» **THE TASK**: List all lines of the data containing the word "this".

= = = =

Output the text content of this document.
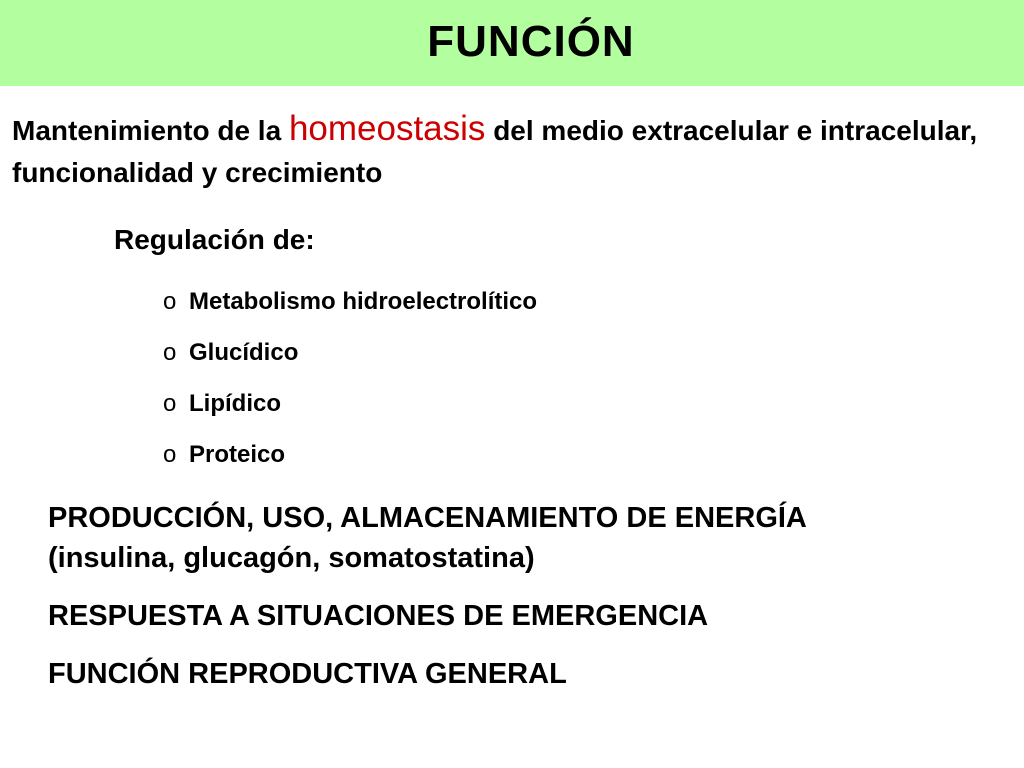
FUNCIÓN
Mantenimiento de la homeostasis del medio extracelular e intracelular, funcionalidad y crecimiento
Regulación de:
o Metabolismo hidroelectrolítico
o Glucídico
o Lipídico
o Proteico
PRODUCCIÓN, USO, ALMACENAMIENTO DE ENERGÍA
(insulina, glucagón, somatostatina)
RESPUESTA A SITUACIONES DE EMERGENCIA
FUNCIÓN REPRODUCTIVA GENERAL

= = = =

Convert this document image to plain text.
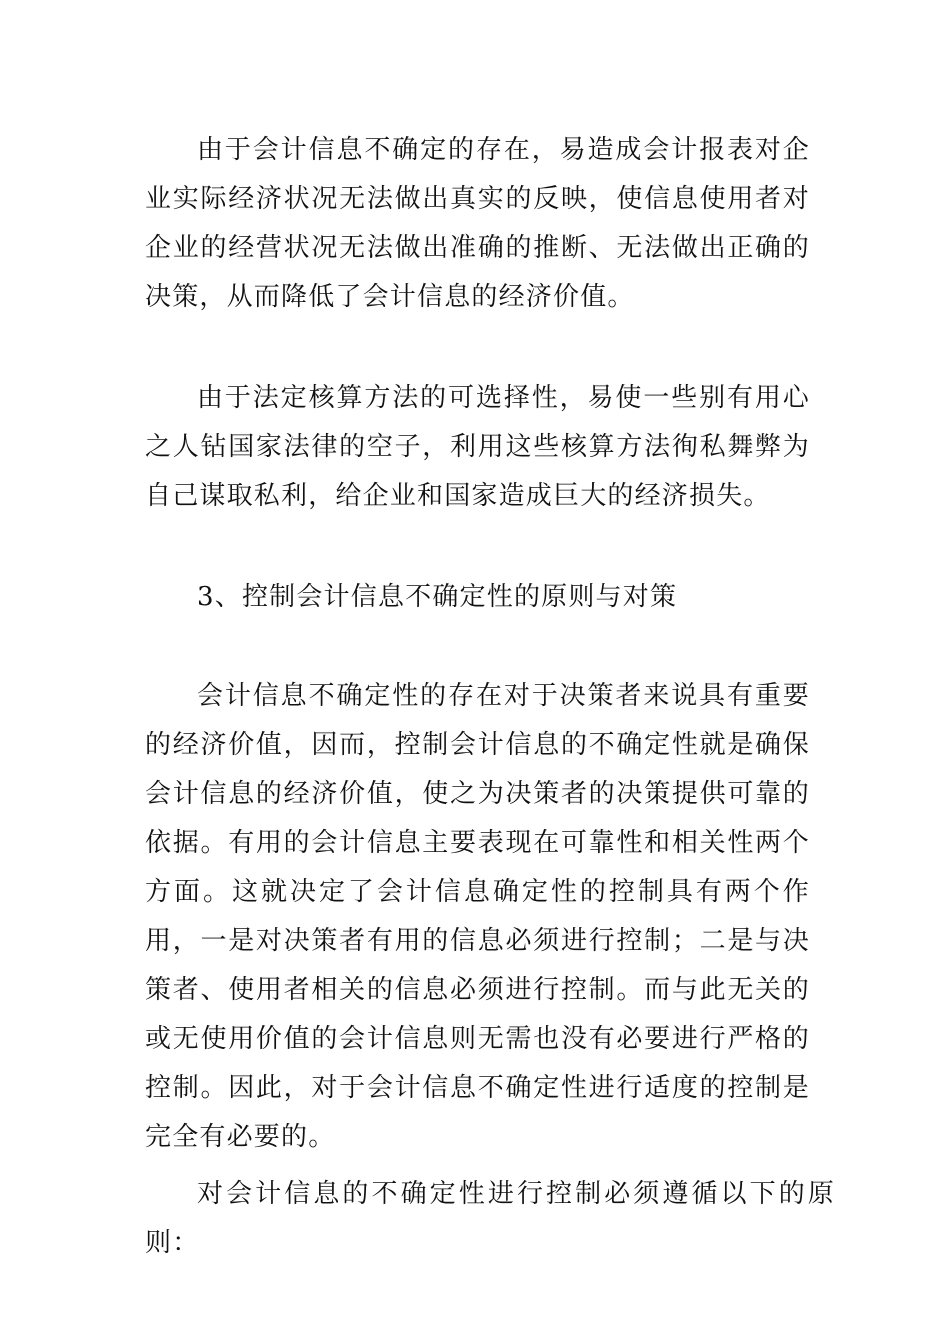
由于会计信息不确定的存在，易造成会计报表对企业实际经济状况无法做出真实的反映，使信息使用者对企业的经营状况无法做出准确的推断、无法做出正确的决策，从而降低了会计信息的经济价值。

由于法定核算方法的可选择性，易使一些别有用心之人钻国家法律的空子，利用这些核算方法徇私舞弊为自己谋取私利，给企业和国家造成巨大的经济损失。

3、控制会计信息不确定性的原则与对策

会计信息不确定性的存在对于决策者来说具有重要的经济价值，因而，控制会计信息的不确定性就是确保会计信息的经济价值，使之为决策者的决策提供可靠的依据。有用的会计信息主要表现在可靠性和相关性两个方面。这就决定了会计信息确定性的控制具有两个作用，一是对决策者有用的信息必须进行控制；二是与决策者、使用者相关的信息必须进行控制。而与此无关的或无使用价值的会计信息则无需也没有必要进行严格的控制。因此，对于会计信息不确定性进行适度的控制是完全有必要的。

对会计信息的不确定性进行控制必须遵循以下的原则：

= = = =

» **THE COMPLETED TASK**:
Output the text content of this document.
Convert this document image to plain text.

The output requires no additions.